--- Goal of the exercise ---
Gather all lines containing the string "término" and copy them out.

--- Entries from a dataset ---
○ ○ ○

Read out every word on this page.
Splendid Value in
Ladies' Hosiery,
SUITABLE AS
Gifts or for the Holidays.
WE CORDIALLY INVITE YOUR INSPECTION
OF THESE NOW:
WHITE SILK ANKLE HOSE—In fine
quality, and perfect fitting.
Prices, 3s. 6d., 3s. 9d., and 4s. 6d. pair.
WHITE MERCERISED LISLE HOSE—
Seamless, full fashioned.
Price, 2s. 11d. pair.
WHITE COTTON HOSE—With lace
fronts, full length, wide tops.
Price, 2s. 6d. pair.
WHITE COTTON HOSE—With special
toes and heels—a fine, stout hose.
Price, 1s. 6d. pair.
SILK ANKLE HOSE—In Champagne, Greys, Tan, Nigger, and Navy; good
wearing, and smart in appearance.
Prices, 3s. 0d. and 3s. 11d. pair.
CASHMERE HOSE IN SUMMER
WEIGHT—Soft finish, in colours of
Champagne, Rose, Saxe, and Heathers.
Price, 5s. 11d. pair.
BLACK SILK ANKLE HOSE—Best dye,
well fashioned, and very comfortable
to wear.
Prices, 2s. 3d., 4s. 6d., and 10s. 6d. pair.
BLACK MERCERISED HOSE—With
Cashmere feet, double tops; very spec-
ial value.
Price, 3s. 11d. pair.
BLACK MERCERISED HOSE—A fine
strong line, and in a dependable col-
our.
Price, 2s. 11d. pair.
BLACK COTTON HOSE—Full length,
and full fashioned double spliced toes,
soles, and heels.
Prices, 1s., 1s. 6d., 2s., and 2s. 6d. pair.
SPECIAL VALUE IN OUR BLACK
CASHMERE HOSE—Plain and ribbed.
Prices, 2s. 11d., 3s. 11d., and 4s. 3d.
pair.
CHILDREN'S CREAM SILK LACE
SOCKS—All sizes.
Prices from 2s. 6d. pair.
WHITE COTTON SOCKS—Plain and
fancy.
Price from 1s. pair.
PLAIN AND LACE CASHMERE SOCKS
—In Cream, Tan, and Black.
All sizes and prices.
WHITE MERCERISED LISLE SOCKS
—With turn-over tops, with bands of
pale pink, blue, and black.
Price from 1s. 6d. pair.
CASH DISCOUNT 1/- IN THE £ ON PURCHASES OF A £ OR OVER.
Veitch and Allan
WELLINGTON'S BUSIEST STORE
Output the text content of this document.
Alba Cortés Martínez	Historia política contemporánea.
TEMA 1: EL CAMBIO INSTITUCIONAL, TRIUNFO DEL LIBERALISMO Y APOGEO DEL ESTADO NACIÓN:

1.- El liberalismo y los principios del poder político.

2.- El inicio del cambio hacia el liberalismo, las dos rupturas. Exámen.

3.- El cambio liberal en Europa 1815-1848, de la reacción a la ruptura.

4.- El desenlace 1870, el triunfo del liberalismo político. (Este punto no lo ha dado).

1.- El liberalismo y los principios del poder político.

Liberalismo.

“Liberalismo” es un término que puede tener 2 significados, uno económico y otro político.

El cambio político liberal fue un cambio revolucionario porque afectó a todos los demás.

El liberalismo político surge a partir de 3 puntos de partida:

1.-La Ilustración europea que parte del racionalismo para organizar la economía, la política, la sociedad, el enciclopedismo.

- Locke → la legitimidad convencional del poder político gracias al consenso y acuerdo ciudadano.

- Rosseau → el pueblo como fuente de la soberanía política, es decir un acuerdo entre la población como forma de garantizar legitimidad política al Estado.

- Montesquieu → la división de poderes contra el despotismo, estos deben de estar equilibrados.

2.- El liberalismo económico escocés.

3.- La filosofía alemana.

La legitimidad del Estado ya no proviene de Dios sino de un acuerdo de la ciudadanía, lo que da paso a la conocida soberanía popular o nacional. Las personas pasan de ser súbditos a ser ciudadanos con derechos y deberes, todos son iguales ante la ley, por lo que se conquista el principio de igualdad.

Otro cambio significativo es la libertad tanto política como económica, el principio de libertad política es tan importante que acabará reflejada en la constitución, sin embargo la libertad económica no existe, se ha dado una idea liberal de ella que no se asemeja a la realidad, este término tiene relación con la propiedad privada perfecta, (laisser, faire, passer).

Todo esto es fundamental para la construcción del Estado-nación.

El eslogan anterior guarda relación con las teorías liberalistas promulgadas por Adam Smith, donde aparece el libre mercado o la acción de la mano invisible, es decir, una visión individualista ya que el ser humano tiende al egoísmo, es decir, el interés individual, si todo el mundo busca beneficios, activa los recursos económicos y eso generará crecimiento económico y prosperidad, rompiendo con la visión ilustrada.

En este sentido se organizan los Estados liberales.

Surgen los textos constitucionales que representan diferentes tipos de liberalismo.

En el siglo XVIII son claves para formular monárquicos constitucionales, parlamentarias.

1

○ ○ ○

--- Expected output ---
“Liberalismo” es un término que puede tener 2 significados, uno económico y otro político.
Otro cambio significativo es la libertad tanto política como económica, el principio de libertad política es tan importante que acabará reflejada en la constitución, sin embargo la libertad económica no existe, se ha dado una idea liberal de ella que no se asemeja a la realidad, este término tiene relación con la propiedad privada perfecta, (laisser, faire, passer).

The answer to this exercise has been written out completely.